* **PROBLEM TO WORK ON**: Take every line where the string "color" appears and copy it.

* **PROVIDED RECORDS**:
* START *
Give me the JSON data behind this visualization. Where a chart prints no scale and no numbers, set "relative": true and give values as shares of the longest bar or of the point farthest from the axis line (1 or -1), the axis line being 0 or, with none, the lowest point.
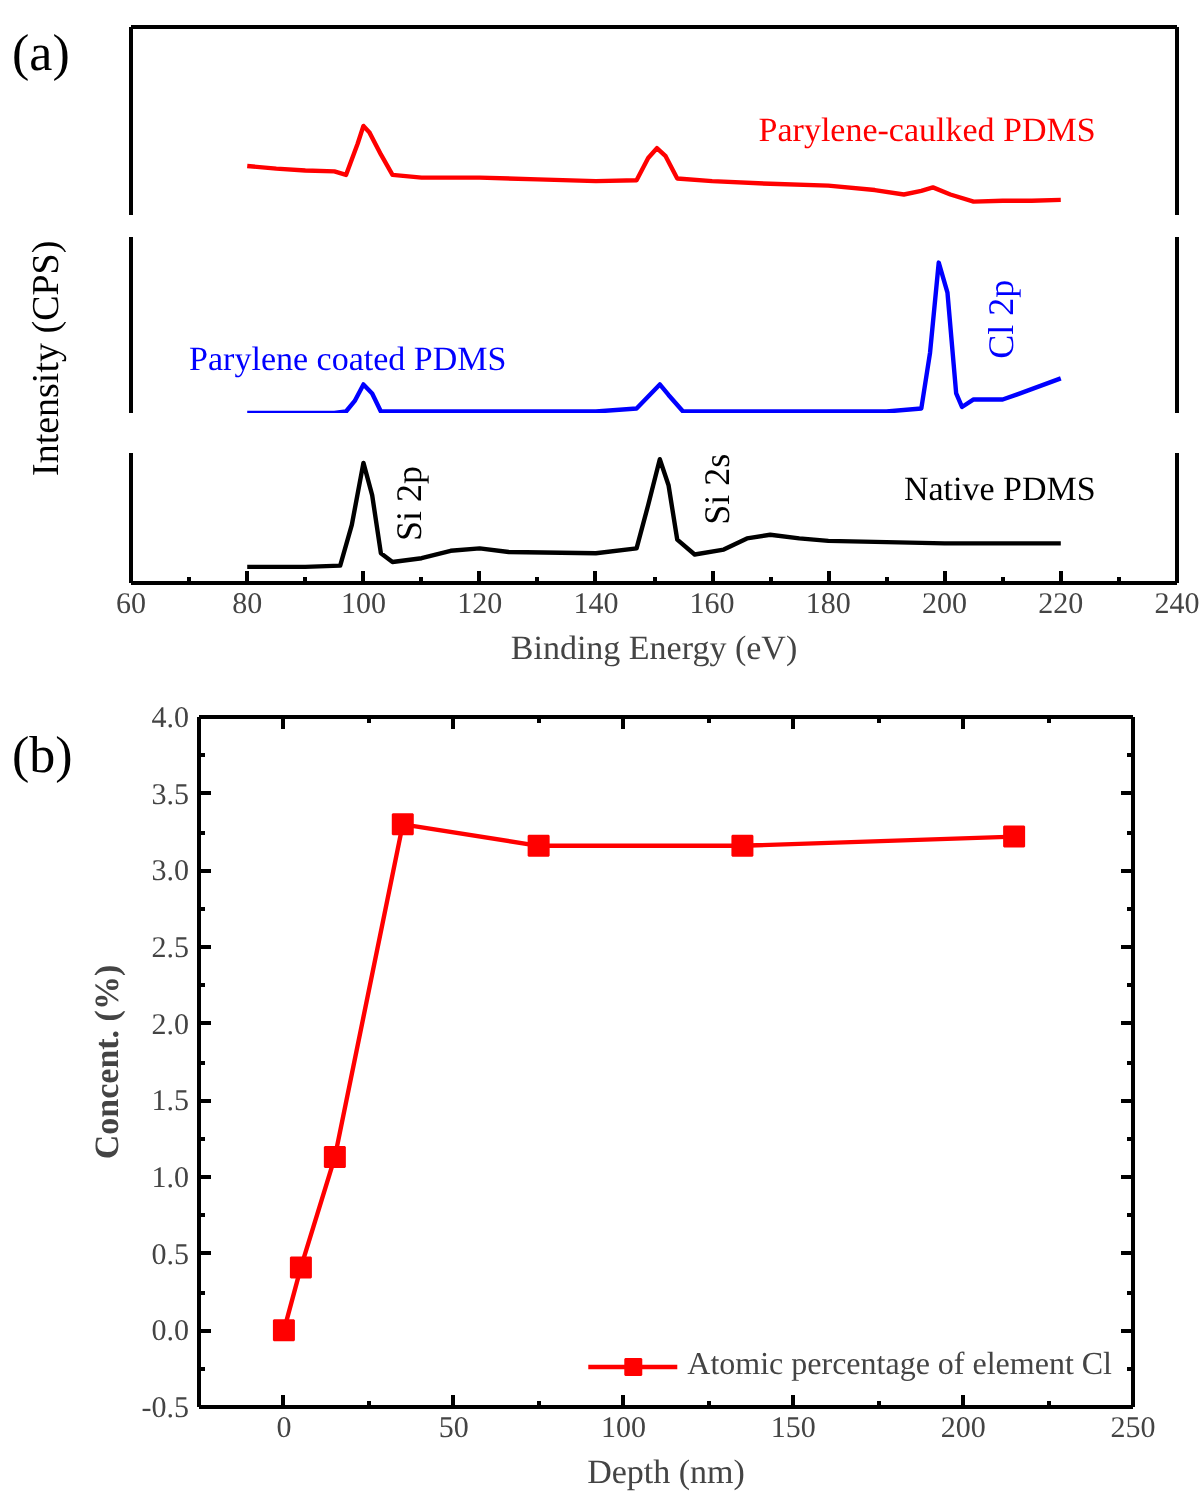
{
  "chart_data": [
    {
      "type": "line",
      "title": "(a)",
      "relative": true,
      "xlim": [
        60,
        240
      ],
      "tick_labels": false,
      "grid": false,
      "legend": false,
      "marker": "none",
      "line_style": "solid",
      "x": [
        80,
        85,
        90,
        95,
        97,
        99,
        100,
        101,
        103,
        105,
        110,
        120,
        130,
        140,
        147,
        149,
        150.5,
        152,
        154,
        160,
        170,
        180,
        188,
        193,
        196,
        198,
        201,
        205,
        210,
        215,
        220
      ],
      "series": [
        {
          "name": "Parylene-caulked PDMS",
          "color": "#ff0000",
          "values": [
            0.55,
            0.52,
            0.5,
            0.49,
            0.45,
            0.8,
            1,
            0.93,
            0.68,
            0.45,
            0.42,
            0.42,
            0.4,
            0.38,
            0.39,
            0.64,
            0.75,
            0.66,
            0.41,
            0.38,
            0.35,
            0.33,
            0.28,
            0.23,
            0.27,
            0.31,
            0.23,
            0.15,
            0.16,
            0.16,
            0.17
          ]
        }
      ]
    },
    {
      "type": "line",
      "ylabel": "Intensity (CPS)",
      "relative": true,
      "xlim": [
        60,
        240
      ],
      "tick_labels": false,
      "grid": false,
      "legend": false,
      "marker": "none",
      "line_style": "solid",
      "x": [
        80,
        95,
        97,
        98.5,
        100,
        101.5,
        103,
        110,
        140,
        147,
        149,
        151,
        152.5,
        155,
        170,
        190,
        196,
        197.5,
        199,
        200.5,
        202,
        203,
        205,
        210,
        213,
        220
      ],
      "series": [
        {
          "name": "Parylene coated PDMS",
          "color": "#0000ff",
          "values": [
            0,
            0,
            0.01,
            0.08,
            0.19,
            0.13,
            0.01,
            0.01,
            0.01,
            0.03,
            0.11,
            0.19,
            0.12,
            0.01,
            0.01,
            0.01,
            0.03,
            0.4,
            1,
            0.8,
            0.13,
            0.04,
            0.09,
            0.09,
            0.13,
            0.23
          ]
        }
      ],
      "annotations": [
        "Cl 2p"
      ]
    },
    {
      "type": "line",
      "xlabel": "Binding Energy (eV)",
      "relative": true,
      "xlim": [
        60,
        240
      ],
      "xticks": [
        60,
        80,
        100,
        120,
        140,
        160,
        180,
        200,
        220,
        240
      ],
      "tick_labels": "x",
      "grid": false,
      "legend": false,
      "marker": "none",
      "line_style": "solid",
      "x": [
        80,
        90,
        96,
        98,
        100,
        101.5,
        103,
        105,
        110,
        115,
        120,
        125,
        140,
        147,
        149,
        151,
        152.5,
        154,
        157,
        162,
        166,
        170,
        175,
        180,
        200,
        220
      ],
      "series": [
        {
          "name": "Native PDMS",
          "color": "#000000",
          "values": [
            0.13,
            0.13,
            0.14,
            0.47,
            0.97,
            0.71,
            0.24,
            0.17,
            0.2,
            0.26,
            0.28,
            0.25,
            0.24,
            0.28,
            0.63,
            1,
            0.79,
            0.35,
            0.23,
            0.27,
            0.36,
            0.39,
            0.36,
            0.34,
            0.32,
            0.32
          ]
        }
      ],
      "annotations": [
        "Si 2p",
        "Si 2s"
      ]
    },
    {
      "type": "line",
      "title": "(b)",
      "xlabel": "Depth (nm)",
      "ylabel": "Concent. (%)",
      "xlim": [
        -25,
        250
      ],
      "xticks": [
        0,
        50,
        100,
        150,
        200,
        250
      ],
      "ylim": [
        -0.5,
        4.0
      ],
      "yticks": [
        {
          "value": -0.5,
          "label": "-0.5"
        },
        {
          "value": 0,
          "label": "0.0"
        },
        {
          "value": 0.5,
          "label": "0.5"
        },
        {
          "value": 1,
          "label": "1.0"
        },
        {
          "value": 1.5,
          "label": "1.5"
        },
        {
          "value": 2,
          "label": "2.0"
        },
        {
          "value": 2.5,
          "label": "2.5"
        },
        {
          "value": 3,
          "label": "3.0"
        },
        {
          "value": 3.5,
          "label": "3.5"
        },
        {
          "value": 4,
          "label": "4.0"
        }
      ],
      "grid": false,
      "legend": "bottom right",
      "marker": "square",
      "line_style": "solid",
      "x": [
        0,
        5,
        15,
        35,
        75,
        135,
        215
      ],
      "series": [
        {
          "name": "Atomic percentage of element Cl",
          "color": "#ff0000",
          "values": [
            0,
            0.41,
            1.13,
            3.3,
            3.16,
            3.16,
            3.22
          ]
        }
      ]
    }
  ]
}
* END *
* **EXERCISE OUTPUT**:
          "color": "#ff0000",
          "color": "#0000ff",
          "color": "#000000",
          "color": "#ff0000",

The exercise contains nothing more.